= Instructions for the task =
Determine the number of lines where "content" occurs and reply with that number by itself.

= Task input =
--

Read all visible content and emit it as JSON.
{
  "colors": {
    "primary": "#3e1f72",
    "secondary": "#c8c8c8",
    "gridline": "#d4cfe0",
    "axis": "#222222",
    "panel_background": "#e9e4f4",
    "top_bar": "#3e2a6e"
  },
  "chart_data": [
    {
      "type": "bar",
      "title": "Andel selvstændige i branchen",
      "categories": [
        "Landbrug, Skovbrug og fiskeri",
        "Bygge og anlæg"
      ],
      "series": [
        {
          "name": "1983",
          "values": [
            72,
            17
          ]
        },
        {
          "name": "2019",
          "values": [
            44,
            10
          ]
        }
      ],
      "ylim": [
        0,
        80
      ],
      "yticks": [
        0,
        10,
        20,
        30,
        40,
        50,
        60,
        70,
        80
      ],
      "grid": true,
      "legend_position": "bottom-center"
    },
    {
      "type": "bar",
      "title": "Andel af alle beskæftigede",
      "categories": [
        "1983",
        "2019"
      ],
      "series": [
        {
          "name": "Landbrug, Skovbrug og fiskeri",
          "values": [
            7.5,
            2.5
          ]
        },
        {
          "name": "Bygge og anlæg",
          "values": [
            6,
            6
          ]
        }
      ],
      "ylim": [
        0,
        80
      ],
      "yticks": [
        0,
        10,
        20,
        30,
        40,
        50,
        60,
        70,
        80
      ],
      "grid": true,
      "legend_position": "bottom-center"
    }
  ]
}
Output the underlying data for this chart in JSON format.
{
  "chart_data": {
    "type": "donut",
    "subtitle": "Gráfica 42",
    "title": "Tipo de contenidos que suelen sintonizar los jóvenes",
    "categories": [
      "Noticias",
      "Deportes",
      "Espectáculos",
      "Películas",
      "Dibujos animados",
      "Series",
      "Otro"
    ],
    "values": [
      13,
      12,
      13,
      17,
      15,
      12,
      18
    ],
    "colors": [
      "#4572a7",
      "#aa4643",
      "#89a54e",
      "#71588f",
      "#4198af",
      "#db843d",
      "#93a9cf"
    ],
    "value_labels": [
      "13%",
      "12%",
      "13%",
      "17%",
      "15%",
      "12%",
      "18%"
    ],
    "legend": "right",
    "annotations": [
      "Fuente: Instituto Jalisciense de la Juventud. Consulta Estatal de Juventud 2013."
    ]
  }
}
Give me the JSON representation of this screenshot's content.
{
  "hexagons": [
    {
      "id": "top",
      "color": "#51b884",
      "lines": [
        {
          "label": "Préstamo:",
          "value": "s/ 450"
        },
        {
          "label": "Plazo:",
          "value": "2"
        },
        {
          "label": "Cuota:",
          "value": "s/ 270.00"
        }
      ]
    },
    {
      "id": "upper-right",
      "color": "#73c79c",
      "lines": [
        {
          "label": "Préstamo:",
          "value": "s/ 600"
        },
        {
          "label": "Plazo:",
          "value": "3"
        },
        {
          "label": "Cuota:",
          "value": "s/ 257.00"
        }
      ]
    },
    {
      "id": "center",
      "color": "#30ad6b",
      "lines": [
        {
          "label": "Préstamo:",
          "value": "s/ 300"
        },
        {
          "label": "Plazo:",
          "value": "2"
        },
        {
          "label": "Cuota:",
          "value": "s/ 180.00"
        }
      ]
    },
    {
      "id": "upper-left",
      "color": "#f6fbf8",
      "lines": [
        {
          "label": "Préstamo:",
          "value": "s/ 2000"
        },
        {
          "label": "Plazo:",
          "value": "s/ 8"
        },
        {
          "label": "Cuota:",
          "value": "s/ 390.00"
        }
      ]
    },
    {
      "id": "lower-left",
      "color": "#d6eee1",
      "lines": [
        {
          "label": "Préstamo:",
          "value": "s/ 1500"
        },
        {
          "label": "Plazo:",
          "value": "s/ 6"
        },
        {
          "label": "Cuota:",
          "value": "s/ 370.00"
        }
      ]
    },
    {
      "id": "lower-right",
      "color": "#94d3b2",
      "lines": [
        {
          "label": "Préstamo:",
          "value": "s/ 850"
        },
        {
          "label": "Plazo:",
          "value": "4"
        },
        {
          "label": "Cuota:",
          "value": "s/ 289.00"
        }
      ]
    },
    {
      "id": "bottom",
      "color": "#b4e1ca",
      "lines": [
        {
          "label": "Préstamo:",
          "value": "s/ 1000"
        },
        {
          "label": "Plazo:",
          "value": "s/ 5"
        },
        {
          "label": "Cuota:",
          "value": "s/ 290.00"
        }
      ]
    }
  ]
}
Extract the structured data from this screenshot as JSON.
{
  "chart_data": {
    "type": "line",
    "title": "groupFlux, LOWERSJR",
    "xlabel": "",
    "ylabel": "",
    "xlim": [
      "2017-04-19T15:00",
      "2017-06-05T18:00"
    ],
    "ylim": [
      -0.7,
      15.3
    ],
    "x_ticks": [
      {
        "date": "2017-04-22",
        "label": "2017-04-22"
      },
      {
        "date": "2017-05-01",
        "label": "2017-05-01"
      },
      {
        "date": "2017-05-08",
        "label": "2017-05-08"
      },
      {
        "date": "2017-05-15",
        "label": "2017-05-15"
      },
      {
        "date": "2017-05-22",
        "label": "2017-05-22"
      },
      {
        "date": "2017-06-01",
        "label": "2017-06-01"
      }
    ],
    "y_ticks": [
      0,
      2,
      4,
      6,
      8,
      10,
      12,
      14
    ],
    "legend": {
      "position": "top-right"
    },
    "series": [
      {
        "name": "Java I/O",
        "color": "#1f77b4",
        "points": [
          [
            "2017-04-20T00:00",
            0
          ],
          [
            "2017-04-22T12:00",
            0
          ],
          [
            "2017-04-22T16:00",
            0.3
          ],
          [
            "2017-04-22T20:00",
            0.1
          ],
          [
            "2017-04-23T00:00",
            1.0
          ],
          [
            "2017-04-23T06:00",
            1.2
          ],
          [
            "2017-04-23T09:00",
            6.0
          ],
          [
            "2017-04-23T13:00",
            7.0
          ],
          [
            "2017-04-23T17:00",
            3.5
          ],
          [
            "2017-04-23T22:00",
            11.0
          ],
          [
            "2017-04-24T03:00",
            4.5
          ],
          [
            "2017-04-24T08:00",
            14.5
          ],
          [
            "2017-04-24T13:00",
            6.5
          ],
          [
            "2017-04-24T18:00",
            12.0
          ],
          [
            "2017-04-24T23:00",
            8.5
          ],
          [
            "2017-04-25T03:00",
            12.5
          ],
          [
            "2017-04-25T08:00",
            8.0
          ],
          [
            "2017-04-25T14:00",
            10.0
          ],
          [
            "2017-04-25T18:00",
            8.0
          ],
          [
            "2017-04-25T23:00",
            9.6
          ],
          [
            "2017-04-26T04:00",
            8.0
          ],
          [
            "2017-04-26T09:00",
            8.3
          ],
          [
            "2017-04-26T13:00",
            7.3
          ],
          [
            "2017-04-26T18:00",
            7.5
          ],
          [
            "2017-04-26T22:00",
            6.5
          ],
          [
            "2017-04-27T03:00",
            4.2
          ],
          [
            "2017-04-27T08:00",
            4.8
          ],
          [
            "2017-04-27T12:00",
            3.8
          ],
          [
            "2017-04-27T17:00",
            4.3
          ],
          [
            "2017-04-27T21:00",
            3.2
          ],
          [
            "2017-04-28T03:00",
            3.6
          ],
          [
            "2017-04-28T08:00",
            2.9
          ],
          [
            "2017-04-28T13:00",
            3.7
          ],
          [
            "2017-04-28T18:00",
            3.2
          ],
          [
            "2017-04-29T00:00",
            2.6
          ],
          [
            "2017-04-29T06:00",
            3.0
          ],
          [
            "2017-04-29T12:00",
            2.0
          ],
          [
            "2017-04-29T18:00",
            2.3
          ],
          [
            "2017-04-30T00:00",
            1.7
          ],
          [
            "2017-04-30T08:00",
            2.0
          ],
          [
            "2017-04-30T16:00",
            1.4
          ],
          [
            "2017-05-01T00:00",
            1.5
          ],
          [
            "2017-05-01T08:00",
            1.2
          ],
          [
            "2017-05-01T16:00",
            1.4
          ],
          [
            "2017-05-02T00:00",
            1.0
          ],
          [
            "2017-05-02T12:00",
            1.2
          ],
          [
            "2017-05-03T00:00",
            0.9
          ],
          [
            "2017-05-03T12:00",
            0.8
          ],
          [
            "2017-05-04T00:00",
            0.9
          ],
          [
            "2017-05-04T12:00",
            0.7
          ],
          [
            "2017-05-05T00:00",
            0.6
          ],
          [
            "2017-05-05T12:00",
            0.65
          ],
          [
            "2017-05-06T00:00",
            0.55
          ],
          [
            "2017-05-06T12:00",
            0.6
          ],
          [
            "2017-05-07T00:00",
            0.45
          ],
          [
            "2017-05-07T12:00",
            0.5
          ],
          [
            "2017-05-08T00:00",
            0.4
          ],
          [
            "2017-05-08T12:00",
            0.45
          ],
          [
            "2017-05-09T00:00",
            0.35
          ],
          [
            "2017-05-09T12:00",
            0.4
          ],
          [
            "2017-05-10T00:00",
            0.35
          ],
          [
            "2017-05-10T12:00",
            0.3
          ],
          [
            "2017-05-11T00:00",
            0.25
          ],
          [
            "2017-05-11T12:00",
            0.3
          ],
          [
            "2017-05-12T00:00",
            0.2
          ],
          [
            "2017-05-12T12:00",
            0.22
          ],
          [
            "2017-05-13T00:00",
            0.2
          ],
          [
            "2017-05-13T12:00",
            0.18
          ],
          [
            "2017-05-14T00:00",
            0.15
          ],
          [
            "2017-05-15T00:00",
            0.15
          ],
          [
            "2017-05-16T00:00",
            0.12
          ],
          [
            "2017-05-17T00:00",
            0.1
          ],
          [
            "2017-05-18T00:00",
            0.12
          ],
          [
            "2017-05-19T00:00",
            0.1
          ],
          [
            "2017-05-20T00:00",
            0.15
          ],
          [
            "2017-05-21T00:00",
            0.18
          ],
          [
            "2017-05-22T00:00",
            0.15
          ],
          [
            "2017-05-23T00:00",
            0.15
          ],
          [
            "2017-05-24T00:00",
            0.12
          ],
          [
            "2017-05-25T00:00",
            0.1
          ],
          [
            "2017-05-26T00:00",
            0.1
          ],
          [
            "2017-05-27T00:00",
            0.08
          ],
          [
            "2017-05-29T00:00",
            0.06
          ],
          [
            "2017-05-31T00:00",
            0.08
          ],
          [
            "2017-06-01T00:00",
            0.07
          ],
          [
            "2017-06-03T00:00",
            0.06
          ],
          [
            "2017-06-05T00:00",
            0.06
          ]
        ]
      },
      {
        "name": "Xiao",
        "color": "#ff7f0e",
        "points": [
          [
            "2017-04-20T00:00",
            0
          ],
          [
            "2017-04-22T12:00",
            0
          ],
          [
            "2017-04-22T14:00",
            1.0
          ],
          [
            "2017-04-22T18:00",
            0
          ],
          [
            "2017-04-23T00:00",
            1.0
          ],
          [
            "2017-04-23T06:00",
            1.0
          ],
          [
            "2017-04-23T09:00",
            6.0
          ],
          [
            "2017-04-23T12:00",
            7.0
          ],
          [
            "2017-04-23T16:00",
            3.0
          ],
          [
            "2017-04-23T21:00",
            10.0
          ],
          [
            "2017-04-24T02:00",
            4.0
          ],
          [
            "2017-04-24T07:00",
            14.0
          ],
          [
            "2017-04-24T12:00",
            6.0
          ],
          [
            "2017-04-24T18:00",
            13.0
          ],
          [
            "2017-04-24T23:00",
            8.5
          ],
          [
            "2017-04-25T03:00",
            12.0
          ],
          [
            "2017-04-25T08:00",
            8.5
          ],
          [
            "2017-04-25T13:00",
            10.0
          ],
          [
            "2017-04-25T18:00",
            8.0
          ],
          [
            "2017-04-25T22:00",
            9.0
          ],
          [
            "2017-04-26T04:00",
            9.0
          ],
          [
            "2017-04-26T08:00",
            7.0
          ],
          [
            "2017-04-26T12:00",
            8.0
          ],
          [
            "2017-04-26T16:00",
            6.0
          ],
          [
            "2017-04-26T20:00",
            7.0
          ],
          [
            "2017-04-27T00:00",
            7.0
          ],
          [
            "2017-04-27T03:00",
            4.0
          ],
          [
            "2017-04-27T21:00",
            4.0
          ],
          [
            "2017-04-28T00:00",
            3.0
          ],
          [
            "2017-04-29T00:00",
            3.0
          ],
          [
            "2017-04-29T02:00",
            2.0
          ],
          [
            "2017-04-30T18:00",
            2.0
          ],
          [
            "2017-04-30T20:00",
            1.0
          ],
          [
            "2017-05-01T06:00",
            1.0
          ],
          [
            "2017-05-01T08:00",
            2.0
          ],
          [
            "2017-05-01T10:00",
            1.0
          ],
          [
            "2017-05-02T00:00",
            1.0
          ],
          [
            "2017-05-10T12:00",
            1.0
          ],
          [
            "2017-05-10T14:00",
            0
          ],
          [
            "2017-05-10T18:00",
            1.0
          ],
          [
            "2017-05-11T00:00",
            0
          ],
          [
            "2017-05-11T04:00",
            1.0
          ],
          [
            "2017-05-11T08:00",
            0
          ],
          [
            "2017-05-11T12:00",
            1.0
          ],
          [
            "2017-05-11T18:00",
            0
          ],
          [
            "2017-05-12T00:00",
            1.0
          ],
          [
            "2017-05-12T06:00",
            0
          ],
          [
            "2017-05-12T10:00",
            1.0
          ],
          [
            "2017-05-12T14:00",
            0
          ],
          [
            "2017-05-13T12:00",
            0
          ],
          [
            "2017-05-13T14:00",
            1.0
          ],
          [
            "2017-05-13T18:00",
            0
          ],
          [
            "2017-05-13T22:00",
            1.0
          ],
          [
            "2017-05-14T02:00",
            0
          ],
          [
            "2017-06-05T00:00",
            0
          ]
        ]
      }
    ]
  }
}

--

= Correct response =
2